▸ Required work:
Locate the word "t的最小值是" in the material, then show every line that holds it.

**** Entries supplied ****

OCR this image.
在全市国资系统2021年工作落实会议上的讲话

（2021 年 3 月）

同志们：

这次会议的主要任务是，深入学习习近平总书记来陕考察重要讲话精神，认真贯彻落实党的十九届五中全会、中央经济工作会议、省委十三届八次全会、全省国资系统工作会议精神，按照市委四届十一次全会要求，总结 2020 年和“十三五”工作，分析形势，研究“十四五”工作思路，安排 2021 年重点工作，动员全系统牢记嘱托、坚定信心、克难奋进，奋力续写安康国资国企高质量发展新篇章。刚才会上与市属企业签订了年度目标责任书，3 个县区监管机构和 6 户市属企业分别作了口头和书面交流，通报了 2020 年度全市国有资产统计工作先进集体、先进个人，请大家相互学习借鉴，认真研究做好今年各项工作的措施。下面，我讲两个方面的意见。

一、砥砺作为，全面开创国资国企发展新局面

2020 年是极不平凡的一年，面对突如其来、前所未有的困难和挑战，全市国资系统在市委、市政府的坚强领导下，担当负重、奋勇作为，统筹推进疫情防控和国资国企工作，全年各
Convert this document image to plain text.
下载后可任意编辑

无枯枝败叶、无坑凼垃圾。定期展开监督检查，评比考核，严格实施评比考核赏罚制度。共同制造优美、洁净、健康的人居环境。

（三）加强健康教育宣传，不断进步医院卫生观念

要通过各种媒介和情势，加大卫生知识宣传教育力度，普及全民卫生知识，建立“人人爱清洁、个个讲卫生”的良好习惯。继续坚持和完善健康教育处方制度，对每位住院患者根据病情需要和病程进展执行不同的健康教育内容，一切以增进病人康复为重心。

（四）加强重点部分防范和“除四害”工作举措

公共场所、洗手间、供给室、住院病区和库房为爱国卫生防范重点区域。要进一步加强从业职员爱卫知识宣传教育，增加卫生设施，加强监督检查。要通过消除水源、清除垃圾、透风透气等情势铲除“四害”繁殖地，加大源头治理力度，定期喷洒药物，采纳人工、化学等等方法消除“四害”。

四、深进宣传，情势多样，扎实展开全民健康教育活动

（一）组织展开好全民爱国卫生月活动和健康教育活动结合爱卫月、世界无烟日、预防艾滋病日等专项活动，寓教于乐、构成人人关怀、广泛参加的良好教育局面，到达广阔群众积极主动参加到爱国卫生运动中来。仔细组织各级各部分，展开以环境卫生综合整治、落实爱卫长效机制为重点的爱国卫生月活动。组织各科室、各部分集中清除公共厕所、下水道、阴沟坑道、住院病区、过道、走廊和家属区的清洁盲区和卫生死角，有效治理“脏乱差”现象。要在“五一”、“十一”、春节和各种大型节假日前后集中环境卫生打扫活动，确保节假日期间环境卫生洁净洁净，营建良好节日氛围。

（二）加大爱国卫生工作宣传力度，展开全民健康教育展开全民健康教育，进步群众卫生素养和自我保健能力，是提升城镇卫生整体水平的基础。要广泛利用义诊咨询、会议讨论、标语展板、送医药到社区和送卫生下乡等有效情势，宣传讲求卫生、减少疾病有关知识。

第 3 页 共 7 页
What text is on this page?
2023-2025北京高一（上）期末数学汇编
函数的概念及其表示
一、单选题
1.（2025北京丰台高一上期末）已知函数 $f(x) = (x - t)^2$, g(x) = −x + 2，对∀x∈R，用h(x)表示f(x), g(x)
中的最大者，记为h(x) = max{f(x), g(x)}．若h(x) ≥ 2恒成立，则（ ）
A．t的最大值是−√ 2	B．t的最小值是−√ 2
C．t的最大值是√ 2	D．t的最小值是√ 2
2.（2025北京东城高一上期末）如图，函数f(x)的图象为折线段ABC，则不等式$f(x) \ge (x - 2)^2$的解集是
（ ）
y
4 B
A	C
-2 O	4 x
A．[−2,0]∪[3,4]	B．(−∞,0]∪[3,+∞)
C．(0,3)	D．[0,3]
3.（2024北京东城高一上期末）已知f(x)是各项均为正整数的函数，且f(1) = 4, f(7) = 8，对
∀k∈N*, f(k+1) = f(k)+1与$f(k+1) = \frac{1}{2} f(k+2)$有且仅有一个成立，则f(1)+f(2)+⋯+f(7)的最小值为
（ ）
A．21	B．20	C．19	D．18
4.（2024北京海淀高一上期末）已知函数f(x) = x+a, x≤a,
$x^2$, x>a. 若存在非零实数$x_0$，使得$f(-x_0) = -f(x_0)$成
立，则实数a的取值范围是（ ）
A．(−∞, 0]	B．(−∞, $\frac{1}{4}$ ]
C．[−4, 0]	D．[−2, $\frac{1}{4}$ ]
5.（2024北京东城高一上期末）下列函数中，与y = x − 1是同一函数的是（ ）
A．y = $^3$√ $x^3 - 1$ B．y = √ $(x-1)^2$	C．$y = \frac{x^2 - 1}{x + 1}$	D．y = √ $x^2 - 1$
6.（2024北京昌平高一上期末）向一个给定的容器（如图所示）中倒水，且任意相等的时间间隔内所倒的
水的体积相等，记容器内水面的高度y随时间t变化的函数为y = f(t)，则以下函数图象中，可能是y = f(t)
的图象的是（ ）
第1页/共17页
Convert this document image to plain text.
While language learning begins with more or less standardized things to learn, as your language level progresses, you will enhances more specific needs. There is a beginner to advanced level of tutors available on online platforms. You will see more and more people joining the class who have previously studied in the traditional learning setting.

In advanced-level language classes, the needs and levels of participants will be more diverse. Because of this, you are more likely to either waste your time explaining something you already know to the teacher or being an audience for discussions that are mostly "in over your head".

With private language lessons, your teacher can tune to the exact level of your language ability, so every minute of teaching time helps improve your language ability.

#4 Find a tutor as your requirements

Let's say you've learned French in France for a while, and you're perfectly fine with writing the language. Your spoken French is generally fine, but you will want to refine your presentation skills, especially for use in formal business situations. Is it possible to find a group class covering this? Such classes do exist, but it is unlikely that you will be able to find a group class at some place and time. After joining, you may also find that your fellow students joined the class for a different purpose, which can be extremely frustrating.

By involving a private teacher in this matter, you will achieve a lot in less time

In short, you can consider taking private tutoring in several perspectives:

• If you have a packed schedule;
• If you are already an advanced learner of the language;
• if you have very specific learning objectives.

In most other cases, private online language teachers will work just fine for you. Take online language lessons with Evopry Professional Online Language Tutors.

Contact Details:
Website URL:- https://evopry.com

****

▸ Answer to the problem:
A．t的最大值是−√ 2	B．t的最小值是−√ 2
C．t的最大值是√ 2	D．t的最小值是√ 2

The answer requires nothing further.